[Data excerpts]
#####
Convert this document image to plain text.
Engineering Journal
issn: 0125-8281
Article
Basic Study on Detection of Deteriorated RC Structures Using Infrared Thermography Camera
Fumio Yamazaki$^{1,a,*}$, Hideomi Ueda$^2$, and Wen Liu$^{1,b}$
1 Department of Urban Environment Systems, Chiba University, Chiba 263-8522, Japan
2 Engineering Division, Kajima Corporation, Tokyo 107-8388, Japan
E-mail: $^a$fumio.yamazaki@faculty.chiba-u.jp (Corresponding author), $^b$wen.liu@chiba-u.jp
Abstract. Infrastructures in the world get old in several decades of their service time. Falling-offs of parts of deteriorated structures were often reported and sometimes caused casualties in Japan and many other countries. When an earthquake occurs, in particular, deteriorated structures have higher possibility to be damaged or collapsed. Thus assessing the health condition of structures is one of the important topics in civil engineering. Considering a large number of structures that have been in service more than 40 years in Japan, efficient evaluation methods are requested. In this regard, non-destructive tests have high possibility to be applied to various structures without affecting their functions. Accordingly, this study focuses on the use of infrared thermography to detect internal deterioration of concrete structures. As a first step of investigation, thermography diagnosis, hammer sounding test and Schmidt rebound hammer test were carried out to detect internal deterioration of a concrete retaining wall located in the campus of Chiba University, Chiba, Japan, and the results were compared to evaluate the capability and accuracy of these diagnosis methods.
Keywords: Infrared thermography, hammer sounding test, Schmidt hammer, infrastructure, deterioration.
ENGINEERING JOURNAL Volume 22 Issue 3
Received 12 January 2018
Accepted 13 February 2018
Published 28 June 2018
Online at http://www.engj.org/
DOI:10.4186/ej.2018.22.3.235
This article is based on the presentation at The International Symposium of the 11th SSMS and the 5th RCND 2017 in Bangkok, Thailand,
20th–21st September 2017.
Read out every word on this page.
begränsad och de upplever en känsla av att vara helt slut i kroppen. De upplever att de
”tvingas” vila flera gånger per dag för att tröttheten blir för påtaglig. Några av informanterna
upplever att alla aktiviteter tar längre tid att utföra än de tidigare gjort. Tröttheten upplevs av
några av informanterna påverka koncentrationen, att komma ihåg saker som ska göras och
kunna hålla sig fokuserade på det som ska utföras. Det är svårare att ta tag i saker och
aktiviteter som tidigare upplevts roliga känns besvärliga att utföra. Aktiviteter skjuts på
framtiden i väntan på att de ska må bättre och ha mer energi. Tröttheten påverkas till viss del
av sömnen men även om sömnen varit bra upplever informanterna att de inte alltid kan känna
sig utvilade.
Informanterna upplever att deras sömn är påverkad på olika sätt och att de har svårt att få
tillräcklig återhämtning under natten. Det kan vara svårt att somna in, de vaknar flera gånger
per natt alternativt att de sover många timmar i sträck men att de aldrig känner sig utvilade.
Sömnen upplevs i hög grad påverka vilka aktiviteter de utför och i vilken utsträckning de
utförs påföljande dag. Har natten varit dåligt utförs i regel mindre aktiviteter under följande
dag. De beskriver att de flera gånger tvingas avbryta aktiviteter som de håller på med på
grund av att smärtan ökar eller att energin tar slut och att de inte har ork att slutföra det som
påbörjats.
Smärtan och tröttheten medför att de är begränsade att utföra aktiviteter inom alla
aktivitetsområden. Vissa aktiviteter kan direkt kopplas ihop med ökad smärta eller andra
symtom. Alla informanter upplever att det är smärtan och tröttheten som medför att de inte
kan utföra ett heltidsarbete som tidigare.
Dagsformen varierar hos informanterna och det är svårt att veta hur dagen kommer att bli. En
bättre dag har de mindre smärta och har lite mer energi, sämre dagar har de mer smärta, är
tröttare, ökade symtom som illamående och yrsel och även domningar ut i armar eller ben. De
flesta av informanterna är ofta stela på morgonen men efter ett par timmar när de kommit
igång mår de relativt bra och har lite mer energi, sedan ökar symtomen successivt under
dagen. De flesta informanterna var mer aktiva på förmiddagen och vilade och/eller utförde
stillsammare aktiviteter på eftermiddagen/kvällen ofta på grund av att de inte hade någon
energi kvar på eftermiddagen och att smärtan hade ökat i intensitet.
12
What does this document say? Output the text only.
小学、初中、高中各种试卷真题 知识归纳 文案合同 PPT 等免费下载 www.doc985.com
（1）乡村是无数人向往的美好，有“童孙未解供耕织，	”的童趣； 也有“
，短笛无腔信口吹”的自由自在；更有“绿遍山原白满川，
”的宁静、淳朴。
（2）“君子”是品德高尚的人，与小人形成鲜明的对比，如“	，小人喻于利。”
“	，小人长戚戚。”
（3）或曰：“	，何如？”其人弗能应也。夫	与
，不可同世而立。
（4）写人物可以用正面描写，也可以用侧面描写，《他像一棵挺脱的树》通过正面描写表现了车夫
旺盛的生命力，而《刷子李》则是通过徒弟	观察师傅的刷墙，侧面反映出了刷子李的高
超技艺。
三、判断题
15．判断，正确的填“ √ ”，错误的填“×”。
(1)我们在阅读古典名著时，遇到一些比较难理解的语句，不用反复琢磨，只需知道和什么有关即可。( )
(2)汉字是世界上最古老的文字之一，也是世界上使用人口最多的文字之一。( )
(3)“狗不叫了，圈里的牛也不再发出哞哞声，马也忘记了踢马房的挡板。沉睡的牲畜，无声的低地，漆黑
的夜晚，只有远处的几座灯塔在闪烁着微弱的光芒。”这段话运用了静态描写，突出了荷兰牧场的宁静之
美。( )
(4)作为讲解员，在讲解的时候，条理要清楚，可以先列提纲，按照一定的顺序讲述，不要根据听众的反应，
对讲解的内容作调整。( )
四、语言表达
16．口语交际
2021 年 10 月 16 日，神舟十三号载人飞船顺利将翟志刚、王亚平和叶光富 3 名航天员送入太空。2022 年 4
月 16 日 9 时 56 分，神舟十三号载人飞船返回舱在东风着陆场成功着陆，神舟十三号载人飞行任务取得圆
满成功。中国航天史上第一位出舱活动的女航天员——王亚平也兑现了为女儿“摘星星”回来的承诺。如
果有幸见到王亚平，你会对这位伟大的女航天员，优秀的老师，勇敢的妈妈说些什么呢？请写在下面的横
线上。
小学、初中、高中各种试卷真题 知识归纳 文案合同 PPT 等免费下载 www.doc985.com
#####
- REQUIREMENTS
Take the data above and return it exactly.

- THE ANSWER
Convert this document image to plain text.
Engineering Journal
issn: 0125-8281
Article
Basic Study on Detection of Deteriorated RC Structures Using Infrared Thermography Camera
Fumio Yamazaki$^{1,a,*}$, Hideomi Ueda$^2$, and Wen Liu$^{1,b}$
1 Department of Urban Environment Systems, Chiba University, Chiba 263-8522, Japan
2 Engineering Division, Kajima Corporation, Tokyo 107-8388, Japan
E-mail: $^a$fumio.yamazaki@faculty.chiba-u.jp (Corresponding author), $^b$wen.liu@chiba-u.jp
Abstract. Infrastructures in the world get old in several decades of their service time. Falling-offs of parts of deteriorated structures were often reported and sometimes caused casualties in Japan and many other countries. When an earthquake occurs, in particular, deteriorated structures have higher possibility to be damaged or collapsed. Thus assessing the health condition of structures is one of the important topics in civil engineering. Considering a large number of structures that have been in service more than 40 years in Japan, efficient evaluation methods are requested. In this regard, non-destructive tests have high possibility to be applied to various structures without affecting their functions. Accordingly, this study focuses on the use of infrared thermography to detect internal deterioration of concrete structures. As a first step of investigation, thermography diagnosis, hammer sounding test and Schmidt rebound hammer test were carried out to detect internal deterioration of a concrete retaining wall located in the campus of Chiba University, Chiba, Japan, and the results were compared to evaluate the capability and accuracy of these diagnosis methods.
Keywords: Infrared thermography, hammer sounding test, Schmidt hammer, infrastructure, deterioration.
ENGINEERING JOURNAL Volume 22 Issue 3
Received 12 January 2018
Accepted 13 February 2018
Published 28 June 2018
Online at http://www.engj.org/
DOI:10.4186/ej.2018.22.3.235
This article is based on the presentation at The International Symposium of the 11th SSMS and the 5th RCND 2017 in Bangkok, Thailand,
20th–21st September 2017.
Read out every word on this page.
begränsad och de upplever en känsla av att vara helt slut i kroppen. De upplever att de
”tvingas” vila flera gånger per dag för att tröttheten blir för påtaglig. Några av informanterna
upplever att alla aktiviteter tar längre tid att utföra än de tidigare gjort. Tröttheten upplevs av
några av informanterna påverka koncentrationen, att komma ihåg saker som ska göras och
kunna hålla sig fokuserade på det som ska utföras. Det är svårare att ta tag i saker och
aktiviteter som tidigare upplevts roliga känns besvärliga att utföra. Aktiviteter skjuts på
framtiden i väntan på att de ska må bättre och ha mer energi. Tröttheten påverkas till viss del
av sömnen men även om sömnen varit bra upplever informanterna att de inte alltid kan känna
sig utvilade.
Informanterna upplever att deras sömn är påverkad på olika sätt och att de har svårt att få
tillräcklig återhämtning under natten. Det kan vara svårt att somna in, de vaknar flera gånger
per natt alternativt att de sover många timmar i sträck men att de aldrig känner sig utvilade.
Sömnen upplevs i hög grad påverka vilka aktiviteter de utför och i vilken utsträckning de
utförs påföljande dag. Har natten varit dåligt utförs i regel mindre aktiviteter under följande
dag. De beskriver att de flera gånger tvingas avbryta aktiviteter som de håller på med på
grund av att smärtan ökar eller att energin tar slut och att de inte har ork att slutföra det som
påbörjats.
Smärtan och tröttheten medför att de är begränsade att utföra aktiviteter inom alla
aktivitetsområden. Vissa aktiviteter kan direkt kopplas ihop med ökad smärta eller andra
symtom. Alla informanter upplever att det är smärtan och tröttheten som medför att de inte
kan utföra ett heltidsarbete som tidigare.
Dagsformen varierar hos informanterna och det är svårt att veta hur dagen kommer att bli. En
bättre dag har de mindre smärta och har lite mer energi, sämre dagar har de mer smärta, är
tröttare, ökade symtom som illamående och yrsel och även domningar ut i armar eller ben. De
flesta av informanterna är ofta stela på morgonen men efter ett par timmar när de kommit
igång mår de relativt bra och har lite mer energi, sedan ökar symtomen successivt under
dagen. De flesta informanterna var mer aktiva på förmiddagen och vilade och/eller utförde
stillsammare aktiviteter på eftermiddagen/kvällen ofta på grund av att de inte hade någon
energi kvar på eftermiddagen och att smärtan hade ökat i intensitet.
12
What does this document say? Output the text only.
小学、初中、高中各种试卷真题 知识归纳 文案合同 PPT 等免费下载 www.doc985.com
（1）乡村是无数人向往的美好，有“童孙未解供耕织，	”的童趣； 也有“
，短笛无腔信口吹”的自由自在；更有“绿遍山原白满川，
”的宁静、淳朴。
（2）“君子”是品德高尚的人，与小人形成鲜明的对比，如“	，小人喻于利。”
“	，小人长戚戚。”
（3）或曰：“	，何如？”其人弗能应也。夫	与
，不可同世而立。
（4）写人物可以用正面描写，也可以用侧面描写，《他像一棵挺脱的树》通过正面描写表现了车夫
旺盛的生命力，而《刷子李》则是通过徒弟	观察师傅的刷墙，侧面反映出了刷子李的高
超技艺。
三、判断题
15．判断，正确的填“ √ ”，错误的填“×”。
(1)我们在阅读古典名著时，遇到一些比较难理解的语句，不用反复琢磨，只需知道和什么有关即可。( )
(2)汉字是世界上最古老的文字之一，也是世界上使用人口最多的文字之一。( )
(3)“狗不叫了，圈里的牛也不再发出哞哞声，马也忘记了踢马房的挡板。沉睡的牲畜，无声的低地，漆黑
的夜晚，只有远处的几座灯塔在闪烁着微弱的光芒。”这段话运用了静态描写，突出了荷兰牧场的宁静之
美。( )
(4)作为讲解员，在讲解的时候，条理要清楚，可以先列提纲，按照一定的顺序讲述，不要根据听众的反应，
对讲解的内容作调整。( )
四、语言表达
16．口语交际
2021 年 10 月 16 日，神舟十三号载人飞船顺利将翟志刚、王亚平和叶光富 3 名航天员送入太空。2022 年 4
月 16 日 9 时 56 分，神舟十三号载人飞船返回舱在东风着陆场成功着陆，神舟十三号载人飞行任务取得圆
满成功。中国航天史上第一位出舱活动的女航天员——王亚平也兑现了为女儿“摘星星”回来的承诺。如
果有幸见到王亚平，你会对这位伟大的女航天员，优秀的老师，勇敢的妈妈说些什么呢？请写在下面的横
线上。
小学、初中、高中各种试卷真题 知识归纳 文案合同 PPT 等免费下载 www.doc985.com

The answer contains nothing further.